● What is asked: Search the material below for the word "Insert" and copy every line in which it occurs.

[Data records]
____
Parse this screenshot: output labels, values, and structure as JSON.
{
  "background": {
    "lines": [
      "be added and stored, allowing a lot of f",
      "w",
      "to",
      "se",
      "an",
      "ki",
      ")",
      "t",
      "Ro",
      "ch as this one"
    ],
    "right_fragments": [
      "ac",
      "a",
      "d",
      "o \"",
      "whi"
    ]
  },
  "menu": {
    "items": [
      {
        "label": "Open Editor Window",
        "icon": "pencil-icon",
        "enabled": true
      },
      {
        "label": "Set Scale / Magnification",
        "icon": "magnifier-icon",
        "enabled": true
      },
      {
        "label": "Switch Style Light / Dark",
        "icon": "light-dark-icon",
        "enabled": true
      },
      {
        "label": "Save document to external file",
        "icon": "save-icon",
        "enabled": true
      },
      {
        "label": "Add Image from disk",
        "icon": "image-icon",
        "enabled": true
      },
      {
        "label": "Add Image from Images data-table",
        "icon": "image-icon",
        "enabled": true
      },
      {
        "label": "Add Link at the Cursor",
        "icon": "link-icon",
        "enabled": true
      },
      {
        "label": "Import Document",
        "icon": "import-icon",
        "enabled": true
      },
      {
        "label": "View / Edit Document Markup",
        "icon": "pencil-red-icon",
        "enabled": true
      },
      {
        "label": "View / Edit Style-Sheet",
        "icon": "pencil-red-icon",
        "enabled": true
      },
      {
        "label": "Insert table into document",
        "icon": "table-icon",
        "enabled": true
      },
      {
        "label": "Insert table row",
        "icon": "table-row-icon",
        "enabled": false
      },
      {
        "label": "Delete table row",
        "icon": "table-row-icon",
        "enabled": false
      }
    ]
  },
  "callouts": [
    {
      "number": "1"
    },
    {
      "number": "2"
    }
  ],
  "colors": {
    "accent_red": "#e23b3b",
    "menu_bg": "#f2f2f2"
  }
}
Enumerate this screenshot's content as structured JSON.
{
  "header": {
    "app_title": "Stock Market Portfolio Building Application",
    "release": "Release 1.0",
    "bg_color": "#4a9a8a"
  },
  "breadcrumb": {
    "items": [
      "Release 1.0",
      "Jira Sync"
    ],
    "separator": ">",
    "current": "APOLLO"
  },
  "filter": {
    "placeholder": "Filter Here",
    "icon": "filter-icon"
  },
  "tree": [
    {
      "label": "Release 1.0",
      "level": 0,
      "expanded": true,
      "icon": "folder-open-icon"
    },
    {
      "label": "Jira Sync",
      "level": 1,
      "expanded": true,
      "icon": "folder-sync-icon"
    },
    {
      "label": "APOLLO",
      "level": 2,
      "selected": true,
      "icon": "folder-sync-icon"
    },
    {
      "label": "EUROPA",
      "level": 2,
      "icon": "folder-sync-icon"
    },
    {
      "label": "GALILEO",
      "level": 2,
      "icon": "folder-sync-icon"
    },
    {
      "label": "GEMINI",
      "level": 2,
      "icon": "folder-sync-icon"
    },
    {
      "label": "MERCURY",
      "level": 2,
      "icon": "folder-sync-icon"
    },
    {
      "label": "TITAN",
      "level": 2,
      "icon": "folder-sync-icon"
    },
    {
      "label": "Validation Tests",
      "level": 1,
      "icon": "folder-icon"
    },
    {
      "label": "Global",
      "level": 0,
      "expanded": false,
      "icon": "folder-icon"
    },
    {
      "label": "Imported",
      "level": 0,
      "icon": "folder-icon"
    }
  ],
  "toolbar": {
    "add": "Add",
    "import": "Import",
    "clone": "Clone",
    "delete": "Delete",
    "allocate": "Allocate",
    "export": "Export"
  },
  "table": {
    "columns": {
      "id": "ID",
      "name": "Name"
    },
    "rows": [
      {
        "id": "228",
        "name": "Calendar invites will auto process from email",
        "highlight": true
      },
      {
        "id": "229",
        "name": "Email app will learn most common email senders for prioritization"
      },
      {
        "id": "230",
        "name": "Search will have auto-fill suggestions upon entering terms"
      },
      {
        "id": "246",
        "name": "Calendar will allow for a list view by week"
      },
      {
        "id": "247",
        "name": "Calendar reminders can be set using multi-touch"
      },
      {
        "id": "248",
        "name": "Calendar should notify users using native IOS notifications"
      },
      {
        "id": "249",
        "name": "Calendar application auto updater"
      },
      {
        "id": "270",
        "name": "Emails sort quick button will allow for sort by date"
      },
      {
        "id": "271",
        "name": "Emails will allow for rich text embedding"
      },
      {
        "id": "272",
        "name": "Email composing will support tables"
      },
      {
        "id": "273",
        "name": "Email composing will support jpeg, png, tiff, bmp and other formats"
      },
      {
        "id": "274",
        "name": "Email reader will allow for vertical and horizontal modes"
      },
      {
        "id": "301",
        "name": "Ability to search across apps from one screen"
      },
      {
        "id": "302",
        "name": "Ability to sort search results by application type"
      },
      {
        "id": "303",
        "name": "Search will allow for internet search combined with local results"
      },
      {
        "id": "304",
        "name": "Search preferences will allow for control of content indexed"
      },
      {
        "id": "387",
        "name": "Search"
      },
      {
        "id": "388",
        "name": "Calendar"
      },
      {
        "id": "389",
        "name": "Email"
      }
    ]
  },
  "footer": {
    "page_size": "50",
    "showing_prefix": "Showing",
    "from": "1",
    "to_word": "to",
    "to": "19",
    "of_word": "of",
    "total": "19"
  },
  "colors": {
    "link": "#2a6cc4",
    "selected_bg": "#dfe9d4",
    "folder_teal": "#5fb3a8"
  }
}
____
● Written answer:
        "label": "Insert table into document",
        "label": "Insert table row",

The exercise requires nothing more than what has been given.